-- Reading text --
At 83, Bob Koester opens his newest record store (and how it compares to Jazz Record Mart)
Delmark Records owner and founder of the now defunct Jazz Record Mart, Bob Koester, opened a new store at Delmark Records
studio and warehouse in the Horner Park neighborhood on May 2, 2016.
By Howard Reich
May 3, 2016
It's not nearly as big as the old store, and it lacks the high-profile downtown address.
But the new shop that Jazz Record Mart founder Bob Koester has opened at his Delmark Records studio, 4121 N. Rockwell St., certainly has enough funky character, dusty ambience and offbeat inventory to keep jazz and blues connoisseurs knocking at his door.
In February, Koester was forced to close his famous shop at 27 E. Illinois St. "because the rent is killing us," he told me at the time. When he sold the contents of the Jazz Record Mart, and its celebrated name, he figured that was about it for his life in retail. Delmark Records would continue cutting new records and selling old ones online, but the store was history.
A funny thing happened on the way to oblivion, however. Though Wolfgang's Vault — a Reno, Nev., business — officially bought all of Koester's CDs, LPs, "record bins, all the artwork and everything," as he described it back then, the company left behind some of the store's accoutrements.

-- Problems to solve --
(A) According to the article about Bob Koester's new record store, which business bought the CDs and LPs from the Jazz Record Mart?
(B) Retype the part of the article about Bob Koester's new store between "Delmark Records owner" and "at his door.", inclusive.
(C) Write what comes next in the article about Bob Koester's new record store, picking up after its final sentence.

Dataset records
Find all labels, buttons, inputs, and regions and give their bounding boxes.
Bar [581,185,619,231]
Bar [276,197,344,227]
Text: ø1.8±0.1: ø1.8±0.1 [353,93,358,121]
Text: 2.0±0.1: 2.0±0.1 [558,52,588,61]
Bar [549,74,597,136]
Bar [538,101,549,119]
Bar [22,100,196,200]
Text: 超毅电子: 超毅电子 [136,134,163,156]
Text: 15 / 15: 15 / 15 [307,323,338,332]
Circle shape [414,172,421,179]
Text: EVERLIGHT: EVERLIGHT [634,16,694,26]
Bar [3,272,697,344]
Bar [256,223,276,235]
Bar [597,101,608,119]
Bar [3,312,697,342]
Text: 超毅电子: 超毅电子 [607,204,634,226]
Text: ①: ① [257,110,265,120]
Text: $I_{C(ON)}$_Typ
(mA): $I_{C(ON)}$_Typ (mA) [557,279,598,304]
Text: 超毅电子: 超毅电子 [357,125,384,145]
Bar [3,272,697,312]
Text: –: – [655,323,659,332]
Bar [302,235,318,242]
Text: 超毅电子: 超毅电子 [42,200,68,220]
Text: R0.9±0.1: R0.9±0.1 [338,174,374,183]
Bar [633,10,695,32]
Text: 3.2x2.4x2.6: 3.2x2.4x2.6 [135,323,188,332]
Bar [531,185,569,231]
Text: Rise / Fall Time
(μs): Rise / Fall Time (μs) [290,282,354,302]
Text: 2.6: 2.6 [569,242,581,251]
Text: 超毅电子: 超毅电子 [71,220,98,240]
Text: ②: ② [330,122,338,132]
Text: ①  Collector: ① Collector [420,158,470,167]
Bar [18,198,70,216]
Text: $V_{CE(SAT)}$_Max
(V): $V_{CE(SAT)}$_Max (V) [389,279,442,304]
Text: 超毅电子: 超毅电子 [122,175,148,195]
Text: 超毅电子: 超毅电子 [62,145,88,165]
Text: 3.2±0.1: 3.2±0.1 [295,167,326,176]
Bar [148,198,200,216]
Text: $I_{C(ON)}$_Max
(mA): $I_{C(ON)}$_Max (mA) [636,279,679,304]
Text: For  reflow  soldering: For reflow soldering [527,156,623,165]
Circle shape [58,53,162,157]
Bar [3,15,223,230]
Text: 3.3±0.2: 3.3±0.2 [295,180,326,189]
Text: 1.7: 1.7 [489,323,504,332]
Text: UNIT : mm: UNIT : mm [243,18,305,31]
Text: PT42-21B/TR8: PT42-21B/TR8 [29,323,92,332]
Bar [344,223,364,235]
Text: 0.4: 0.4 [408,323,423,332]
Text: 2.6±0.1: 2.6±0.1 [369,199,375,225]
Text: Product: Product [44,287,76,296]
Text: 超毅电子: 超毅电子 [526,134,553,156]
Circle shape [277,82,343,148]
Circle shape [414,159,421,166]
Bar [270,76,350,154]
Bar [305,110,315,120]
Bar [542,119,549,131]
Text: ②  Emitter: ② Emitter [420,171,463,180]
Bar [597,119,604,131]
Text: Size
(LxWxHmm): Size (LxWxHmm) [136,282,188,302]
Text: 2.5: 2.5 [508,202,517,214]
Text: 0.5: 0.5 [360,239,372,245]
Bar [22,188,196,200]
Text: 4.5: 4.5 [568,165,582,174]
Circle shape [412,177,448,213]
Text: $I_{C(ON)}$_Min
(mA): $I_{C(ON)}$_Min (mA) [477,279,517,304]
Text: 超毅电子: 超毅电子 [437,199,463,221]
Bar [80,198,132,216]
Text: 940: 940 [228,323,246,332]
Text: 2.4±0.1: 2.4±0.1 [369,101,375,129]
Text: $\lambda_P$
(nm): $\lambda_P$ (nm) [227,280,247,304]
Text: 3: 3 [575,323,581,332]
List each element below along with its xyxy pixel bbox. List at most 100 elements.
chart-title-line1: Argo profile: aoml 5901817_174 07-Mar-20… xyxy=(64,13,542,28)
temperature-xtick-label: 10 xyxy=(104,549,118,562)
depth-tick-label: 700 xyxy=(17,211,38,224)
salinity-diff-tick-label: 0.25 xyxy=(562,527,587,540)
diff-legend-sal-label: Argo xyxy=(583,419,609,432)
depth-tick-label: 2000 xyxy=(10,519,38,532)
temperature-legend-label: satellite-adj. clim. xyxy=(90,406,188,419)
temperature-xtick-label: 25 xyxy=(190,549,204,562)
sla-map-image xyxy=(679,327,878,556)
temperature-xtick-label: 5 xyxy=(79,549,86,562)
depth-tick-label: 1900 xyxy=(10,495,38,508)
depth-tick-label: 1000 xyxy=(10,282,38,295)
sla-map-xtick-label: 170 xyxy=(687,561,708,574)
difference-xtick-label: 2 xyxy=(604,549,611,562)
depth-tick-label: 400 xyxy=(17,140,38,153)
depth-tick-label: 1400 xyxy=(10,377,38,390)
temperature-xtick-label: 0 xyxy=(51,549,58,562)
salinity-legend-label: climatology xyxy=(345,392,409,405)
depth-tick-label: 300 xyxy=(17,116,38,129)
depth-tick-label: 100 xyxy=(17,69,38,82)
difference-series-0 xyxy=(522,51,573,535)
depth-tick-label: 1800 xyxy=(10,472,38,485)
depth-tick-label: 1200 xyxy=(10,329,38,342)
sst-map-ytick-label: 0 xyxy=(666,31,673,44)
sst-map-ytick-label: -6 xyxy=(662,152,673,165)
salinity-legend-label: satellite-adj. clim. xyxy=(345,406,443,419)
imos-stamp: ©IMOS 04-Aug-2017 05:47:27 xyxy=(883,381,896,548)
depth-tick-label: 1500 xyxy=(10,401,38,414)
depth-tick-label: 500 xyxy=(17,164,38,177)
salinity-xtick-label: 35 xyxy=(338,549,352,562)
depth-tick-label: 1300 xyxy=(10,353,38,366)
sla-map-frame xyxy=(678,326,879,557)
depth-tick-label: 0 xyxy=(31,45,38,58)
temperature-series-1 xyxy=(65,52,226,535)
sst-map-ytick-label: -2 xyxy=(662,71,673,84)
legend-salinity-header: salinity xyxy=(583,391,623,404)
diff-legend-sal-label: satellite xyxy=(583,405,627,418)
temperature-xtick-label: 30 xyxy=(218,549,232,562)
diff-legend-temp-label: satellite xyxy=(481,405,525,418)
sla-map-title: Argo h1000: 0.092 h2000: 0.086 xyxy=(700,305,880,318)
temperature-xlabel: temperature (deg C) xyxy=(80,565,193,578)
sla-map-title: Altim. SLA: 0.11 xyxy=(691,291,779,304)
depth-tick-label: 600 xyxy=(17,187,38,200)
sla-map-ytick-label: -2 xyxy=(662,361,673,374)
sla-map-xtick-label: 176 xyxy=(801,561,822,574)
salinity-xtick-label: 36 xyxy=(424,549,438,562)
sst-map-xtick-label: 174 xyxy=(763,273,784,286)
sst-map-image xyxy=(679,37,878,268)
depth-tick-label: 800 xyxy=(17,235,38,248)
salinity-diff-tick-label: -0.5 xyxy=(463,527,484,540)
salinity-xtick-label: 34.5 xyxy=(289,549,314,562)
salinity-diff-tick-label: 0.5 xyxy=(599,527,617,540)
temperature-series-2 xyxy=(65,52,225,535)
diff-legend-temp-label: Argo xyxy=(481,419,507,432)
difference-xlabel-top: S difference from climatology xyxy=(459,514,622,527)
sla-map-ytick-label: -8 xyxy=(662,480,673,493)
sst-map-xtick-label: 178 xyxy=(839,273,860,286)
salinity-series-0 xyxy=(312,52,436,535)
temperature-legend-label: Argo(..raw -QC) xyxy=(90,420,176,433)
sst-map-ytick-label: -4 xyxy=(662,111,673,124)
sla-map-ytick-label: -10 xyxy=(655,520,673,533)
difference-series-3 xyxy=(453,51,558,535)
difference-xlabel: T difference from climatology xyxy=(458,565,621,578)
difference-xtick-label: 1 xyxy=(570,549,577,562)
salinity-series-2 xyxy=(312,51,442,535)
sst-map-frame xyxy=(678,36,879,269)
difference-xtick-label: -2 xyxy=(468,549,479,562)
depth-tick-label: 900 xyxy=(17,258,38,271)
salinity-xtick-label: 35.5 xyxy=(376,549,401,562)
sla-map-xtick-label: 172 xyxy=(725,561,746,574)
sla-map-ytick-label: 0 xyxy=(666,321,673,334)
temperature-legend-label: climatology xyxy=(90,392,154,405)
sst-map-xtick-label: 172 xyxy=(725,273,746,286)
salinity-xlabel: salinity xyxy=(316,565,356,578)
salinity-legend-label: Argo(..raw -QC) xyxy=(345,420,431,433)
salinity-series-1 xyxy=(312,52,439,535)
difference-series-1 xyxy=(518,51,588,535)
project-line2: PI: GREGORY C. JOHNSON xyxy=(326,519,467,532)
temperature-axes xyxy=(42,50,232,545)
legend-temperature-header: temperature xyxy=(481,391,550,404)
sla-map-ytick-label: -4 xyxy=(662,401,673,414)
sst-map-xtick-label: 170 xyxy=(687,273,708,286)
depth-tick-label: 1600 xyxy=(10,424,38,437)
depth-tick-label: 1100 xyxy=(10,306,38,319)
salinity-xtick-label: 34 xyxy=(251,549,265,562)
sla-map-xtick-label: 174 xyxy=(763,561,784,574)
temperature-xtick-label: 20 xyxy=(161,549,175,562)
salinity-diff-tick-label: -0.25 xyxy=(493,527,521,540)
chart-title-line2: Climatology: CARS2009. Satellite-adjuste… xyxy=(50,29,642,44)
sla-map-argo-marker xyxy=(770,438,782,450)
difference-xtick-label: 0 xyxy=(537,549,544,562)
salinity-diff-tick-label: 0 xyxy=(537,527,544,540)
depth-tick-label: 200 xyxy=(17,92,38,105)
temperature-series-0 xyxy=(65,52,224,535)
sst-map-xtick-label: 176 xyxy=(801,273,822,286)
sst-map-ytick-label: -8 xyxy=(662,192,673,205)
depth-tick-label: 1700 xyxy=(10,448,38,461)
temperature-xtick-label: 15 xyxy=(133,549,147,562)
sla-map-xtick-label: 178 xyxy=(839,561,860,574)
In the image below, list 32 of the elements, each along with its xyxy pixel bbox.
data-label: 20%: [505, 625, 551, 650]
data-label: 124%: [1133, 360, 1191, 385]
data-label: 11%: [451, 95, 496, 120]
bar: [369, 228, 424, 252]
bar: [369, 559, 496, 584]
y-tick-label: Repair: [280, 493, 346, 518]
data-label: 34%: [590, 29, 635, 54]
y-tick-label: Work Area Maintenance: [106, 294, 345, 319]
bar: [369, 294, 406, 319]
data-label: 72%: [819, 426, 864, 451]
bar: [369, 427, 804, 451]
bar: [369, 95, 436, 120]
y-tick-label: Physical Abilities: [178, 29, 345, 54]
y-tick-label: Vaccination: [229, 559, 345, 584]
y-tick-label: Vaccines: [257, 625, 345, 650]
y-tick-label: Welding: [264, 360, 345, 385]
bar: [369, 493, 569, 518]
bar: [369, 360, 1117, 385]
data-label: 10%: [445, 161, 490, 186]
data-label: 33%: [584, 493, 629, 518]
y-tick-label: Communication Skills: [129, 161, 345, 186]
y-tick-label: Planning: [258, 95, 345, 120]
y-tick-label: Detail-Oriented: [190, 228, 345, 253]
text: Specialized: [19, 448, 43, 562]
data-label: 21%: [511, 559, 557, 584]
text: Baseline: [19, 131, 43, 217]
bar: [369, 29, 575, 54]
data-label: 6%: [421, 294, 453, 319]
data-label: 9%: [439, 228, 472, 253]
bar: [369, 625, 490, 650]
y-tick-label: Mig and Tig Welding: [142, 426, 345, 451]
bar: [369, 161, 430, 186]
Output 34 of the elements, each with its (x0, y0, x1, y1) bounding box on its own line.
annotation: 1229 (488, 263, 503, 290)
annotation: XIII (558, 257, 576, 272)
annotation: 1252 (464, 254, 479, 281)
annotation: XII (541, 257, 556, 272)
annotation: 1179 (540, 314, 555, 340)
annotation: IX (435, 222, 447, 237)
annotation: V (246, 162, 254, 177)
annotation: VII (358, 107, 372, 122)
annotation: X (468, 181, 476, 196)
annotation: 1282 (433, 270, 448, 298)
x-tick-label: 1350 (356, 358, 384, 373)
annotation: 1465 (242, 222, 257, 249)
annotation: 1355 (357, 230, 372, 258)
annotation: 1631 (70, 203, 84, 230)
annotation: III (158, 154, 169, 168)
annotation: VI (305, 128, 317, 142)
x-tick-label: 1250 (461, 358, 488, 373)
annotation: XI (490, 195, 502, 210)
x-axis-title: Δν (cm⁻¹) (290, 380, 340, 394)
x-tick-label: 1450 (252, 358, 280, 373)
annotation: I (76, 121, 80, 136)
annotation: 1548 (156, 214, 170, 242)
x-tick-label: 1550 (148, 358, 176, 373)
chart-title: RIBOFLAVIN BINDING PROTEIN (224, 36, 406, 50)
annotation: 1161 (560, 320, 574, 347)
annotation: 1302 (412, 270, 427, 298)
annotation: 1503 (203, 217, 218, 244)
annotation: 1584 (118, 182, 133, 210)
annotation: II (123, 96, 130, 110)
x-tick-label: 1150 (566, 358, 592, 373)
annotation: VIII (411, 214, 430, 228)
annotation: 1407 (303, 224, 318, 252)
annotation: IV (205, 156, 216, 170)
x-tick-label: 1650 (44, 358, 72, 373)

-- Answers to the tasks --
(A) Wolfgang's Vault, a Reno, Nev., business.

(B)
Delmark Records owner and founder of the now defunct Jazz Record Mart, Bob Koester, opened a new store at Delmark Records
studio and warehouse in the Horner Park neighborhood on May 2, 2016.
By Howard Reich
May 3, 2016
It's not nearly as big as the old store, and it lacks the high-profile downtown address.
But the new shop that Jazz Record Mart founder Bob Koester has opened at his Delmark Records studio, 4121 N. Rockwell St., certainly has enough funky character, dusty ambience and offbeat inventory to keep jazz and blues connoisseurs knocking at his door.

(C)
"I had to pay $3,000 to have the rest hauled away, so I moved some of them here," Koester said Monday, standing in what used to be the front room of Delmark Records.
"If they'd taken the fixtures … then maybe I wouldn't have done this," added Koester, referring to bins that hold CDs, LPs, 78s, cassettes and just about anything else that carries recorded sound.
"When I got the fixtures, I figured I could do it."
So Koester and colleagues set up the bins and have been filling them with record collections Koester has acquired plus, of course, a robust line of Delmark product. A new sign in the window announces "Delmark Records Music Shop. Selling CDs, Vinyl LPs, Books, DVDs and more!"
True, the new store — with less than 1,000 square feet — is but a fraction of the 5,000 square feet that made 27 E. lllinois St. a magnet for record collectors from across the city and around the globe. And yet "new" space feels remarkably like the old, and not only because of the worn-out interior and too-narrow aisles.
Where else, after all, are you going to find in a single room vintage LPs by bluesmen Sunnyland Slim and Roosevelt Sykes, jazz legends Barney Bigard and Art Hodes, experimenters Roscoe Mitchell and Josh Berman — and literally thousands more?
As Koester was pricing records and rearranging them in the bins, customers trickled in.
"I was really disappointed when they closed," said Paul Carr, who picked up CDs by former Chicago tenor saxophone master Ed Petersen and Chicago guitarist Bobby Broom with the Deep Blue Organ Trio.
"I just saw on Facebook last night (that the Delmark store had opened), and 12 hours later, I'm here," added Carr. "I'll come here a lot now. I think it's great, because it's really a treasure to the city. I hope they'll be able to plump up the inventory."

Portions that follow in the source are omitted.